____ Data shown

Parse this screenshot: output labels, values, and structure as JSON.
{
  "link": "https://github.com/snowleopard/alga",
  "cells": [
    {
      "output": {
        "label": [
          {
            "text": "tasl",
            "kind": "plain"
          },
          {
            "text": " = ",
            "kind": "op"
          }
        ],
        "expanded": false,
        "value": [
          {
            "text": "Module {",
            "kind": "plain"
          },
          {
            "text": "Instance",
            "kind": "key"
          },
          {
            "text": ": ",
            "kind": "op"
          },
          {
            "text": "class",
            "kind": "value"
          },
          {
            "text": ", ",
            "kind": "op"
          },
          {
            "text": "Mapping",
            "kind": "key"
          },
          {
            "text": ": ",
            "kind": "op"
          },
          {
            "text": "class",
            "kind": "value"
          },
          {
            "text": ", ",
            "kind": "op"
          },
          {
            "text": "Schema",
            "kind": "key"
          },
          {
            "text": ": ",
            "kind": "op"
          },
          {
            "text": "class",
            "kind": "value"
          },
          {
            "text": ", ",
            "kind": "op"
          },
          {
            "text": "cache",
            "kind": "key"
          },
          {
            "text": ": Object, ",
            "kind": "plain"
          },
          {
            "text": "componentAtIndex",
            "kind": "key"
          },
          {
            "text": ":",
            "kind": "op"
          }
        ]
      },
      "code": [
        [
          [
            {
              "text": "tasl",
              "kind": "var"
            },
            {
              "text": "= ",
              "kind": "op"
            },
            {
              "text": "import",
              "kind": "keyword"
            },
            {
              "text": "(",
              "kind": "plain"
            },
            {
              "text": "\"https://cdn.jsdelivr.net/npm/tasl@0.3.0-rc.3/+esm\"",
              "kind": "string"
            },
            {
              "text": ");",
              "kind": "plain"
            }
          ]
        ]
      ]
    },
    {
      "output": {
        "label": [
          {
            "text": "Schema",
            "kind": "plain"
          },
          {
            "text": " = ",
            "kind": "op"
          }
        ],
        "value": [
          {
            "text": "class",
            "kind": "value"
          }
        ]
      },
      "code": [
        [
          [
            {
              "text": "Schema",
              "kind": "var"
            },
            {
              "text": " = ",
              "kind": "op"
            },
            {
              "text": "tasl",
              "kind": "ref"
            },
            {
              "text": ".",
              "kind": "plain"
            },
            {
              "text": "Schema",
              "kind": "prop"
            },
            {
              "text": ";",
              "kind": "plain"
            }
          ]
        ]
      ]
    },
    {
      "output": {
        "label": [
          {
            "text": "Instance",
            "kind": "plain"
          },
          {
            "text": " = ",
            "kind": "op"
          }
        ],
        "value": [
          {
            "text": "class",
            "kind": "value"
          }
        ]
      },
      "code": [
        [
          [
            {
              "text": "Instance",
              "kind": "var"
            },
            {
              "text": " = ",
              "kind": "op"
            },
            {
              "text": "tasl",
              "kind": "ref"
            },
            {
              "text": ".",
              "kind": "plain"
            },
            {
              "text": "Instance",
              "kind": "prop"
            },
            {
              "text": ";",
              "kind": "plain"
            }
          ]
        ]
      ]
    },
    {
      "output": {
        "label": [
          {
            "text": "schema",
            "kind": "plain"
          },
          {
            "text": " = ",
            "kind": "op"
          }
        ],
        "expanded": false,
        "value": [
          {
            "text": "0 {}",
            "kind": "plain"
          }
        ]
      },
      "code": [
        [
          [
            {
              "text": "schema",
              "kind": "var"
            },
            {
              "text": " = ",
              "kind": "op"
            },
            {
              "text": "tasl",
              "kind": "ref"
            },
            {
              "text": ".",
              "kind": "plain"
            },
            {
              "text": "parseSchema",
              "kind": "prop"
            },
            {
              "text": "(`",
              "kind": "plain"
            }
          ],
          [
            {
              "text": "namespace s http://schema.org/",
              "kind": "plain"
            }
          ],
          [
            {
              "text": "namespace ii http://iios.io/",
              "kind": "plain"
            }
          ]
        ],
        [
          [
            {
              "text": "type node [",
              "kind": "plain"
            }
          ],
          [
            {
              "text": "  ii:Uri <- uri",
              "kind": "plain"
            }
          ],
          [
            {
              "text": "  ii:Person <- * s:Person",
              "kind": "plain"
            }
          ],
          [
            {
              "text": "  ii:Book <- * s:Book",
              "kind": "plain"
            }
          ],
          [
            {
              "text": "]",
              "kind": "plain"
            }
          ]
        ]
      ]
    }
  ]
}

________

[Aim]
Output the records above in their entirety, exactly.

[Response for this exercise]
Parse this screenshot: output labels, values, and structure as JSON.
{
  "link": "https://github.com/snowleopard/alga",
  "cells": [
    {
      "output": {
        "label": [
          {
            "text": "tasl",
            "kind": "plain"
          },
          {
            "text": " = ",
            "kind": "op"
          }
        ],
        "expanded": false,
        "value": [
          {
            "text": "Module {",
            "kind": "plain"
          },
          {
            "text": "Instance",
            "kind": "key"
          },
          {
            "text": ": ",
            "kind": "op"
          },
          {
            "text": "class",
            "kind": "value"
          },
          {
            "text": ", ",
            "kind": "op"
          },
          {
            "text": "Mapping",
            "kind": "key"
          },
          {
            "text": ": ",
            "kind": "op"
          },
          {
            "text": "class",
            "kind": "value"
          },
          {
            "text": ", ",
            "kind": "op"
          },
          {
            "text": "Schema",
            "kind": "key"
          },
          {
            "text": ": ",
            "kind": "op"
          },
          {
            "text": "class",
            "kind": "value"
          },
          {
            "text": ", ",
            "kind": "op"
          },
          {
            "text": "cache",
            "kind": "key"
          },
          {
            "text": ": Object, ",
            "kind": "plain"
          },
          {
            "text": "componentAtIndex",
            "kind": "key"
          },
          {
            "text": ":",
            "kind": "op"
          }
        ]
      },
      "code": [
        [
          [
            {
              "text": "tasl",
              "kind": "var"
            },
            {
              "text": "= ",
              "kind": "op"
            },
            {
              "text": "import",
              "kind": "keyword"
            },
            {
              "text": "(",
              "kind": "plain"
            },
            {
              "text": "\"https://cdn.jsdelivr.net/npm/tasl@0.3.0-rc.3/+esm\"",
              "kind": "string"
            },
            {
              "text": ");",
              "kind": "plain"
            }
          ]
        ]
      ]
    },
    {
      "output": {
        "label": [
          {
            "text": "Schema",
            "kind": "plain"
          },
          {
            "text": " = ",
            "kind": "op"
          }
        ],
        "value": [
          {
            "text": "class",
            "kind": "value"
          }
        ]
      },
      "code": [
        [
          [
            {
              "text": "Schema",
              "kind": "var"
            },
            {
              "text": " = ",
              "kind": "op"
            },
            {
              "text": "tasl",
              "kind": "ref"
            },
            {
              "text": ".",
              "kind": "plain"
            },
            {
              "text": "Schema",
              "kind": "prop"
            },
            {
              "text": ";",
              "kind": "plain"
            }
          ]
        ]
      ]
    },
    {
      "output": {
        "label": [
          {
            "text": "Instance",
            "kind": "plain"
          },
          {
            "text": " = ",
            "kind": "op"
          }
        ],
        "value": [
          {
            "text": "class",
            "kind": "value"
          }
        ]
      },
      "code": [
        [
          [
            {
              "text": "Instance",
              "kind": "var"
            },
            {
              "text": " = ",
              "kind": "op"
            },
            {
              "text": "tasl",
              "kind": "ref"
            },
            {
              "text": ".",
              "kind": "plain"
            },
            {
              "text": "Instance",
              "kind": "prop"
            },
            {
              "text": ";",
              "kind": "plain"
            }
          ]
        ]
      ]
    },
    {
      "output": {
        "label": [
          {
            "text": "schema",
            "kind": "plain"
          },
          {
            "text": " = ",
            "kind": "op"
          }
        ],
        "expanded": false,
        "value": [
          {
            "text": "0 {}",
            "kind": "plain"
          }
        ]
      },
      "code": [
        [
          [
            {
              "text": "schema",
              "kind": "var"
            },
            {
              "text": " = ",
              "kind": "op"
            },
            {
              "text": "tasl",
              "kind": "ref"
            },
            {
              "text": ".",
              "kind": "plain"
            },
            {
              "text": "parseSchema",
              "kind": "prop"
            },
            {
              "text": "(`",
              "kind": "plain"
            }
          ],
          [
            {
              "text": "namespace s http://schema.org/",
              "kind": "plain"
            }
          ],
          [
            {
              "text": "namespace ii http://iios.io/",
              "kind": "plain"
            }
          ]
        ],
        [
          [
            {
              "text": "type node [",
              "kind": "plain"
            }
          ],
          [
            {
              "text": "  ii:Uri <- uri",
              "kind": "plain"
            }
          ],
          [
            {
              "text": "  ii:Person <- * s:Person",
              "kind": "plain"
            }
          ],
          [
            {
              "text": "  ii:Book <- * s:Book",
              "kind": "plain"
            }
          ],
          [
            {
              "text": "]",
              "kind": "plain"
            }
          ]
        ]
      ]
    }
  ]
}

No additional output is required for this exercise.